→ **Description of the task**:
From the entries below, please gather each line containing the string "this".

→ **Information given**:

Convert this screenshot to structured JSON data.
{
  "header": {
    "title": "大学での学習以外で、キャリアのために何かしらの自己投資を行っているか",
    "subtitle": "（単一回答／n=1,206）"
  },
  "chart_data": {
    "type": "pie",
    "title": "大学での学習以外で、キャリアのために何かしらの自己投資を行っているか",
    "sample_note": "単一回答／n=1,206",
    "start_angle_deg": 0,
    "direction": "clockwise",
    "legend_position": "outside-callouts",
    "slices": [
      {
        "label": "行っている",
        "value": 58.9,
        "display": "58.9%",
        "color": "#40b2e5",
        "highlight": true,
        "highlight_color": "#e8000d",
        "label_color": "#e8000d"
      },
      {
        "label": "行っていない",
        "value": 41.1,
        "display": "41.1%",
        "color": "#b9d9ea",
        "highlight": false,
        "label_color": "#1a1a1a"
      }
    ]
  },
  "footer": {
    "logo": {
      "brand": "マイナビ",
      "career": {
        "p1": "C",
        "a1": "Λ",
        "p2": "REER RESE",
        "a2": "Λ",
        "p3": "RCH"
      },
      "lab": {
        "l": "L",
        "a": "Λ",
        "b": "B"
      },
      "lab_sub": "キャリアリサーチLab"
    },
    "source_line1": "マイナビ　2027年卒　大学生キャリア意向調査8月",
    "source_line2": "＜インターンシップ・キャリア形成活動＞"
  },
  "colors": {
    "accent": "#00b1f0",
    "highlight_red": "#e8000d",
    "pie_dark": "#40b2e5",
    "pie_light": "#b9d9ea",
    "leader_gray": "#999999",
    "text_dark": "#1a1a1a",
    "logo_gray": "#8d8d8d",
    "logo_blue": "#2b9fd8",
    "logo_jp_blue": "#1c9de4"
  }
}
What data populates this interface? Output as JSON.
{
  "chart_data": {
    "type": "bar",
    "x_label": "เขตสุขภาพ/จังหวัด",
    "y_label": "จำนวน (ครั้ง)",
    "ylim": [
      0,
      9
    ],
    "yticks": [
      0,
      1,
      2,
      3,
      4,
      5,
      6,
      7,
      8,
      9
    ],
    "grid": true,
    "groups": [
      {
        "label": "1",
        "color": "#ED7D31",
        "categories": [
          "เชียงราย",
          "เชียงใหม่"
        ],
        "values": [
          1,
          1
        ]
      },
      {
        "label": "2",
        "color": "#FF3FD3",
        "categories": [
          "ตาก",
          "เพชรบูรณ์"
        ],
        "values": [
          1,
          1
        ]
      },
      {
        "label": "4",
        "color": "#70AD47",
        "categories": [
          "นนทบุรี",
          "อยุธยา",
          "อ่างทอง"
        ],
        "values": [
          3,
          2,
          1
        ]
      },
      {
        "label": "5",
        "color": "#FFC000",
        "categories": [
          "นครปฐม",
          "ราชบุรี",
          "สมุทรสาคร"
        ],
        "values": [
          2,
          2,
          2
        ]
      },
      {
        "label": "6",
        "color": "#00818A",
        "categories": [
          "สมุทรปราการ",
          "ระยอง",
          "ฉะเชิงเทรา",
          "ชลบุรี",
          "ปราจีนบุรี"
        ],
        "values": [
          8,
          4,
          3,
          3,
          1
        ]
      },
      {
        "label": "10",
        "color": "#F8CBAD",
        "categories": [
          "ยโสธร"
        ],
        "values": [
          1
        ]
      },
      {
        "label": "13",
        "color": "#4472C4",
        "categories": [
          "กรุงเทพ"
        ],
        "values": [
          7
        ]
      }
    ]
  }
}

→ **Response to the task**:
Convert this screenshot to structured JSON data.
What data populates this interface? Output as JSON.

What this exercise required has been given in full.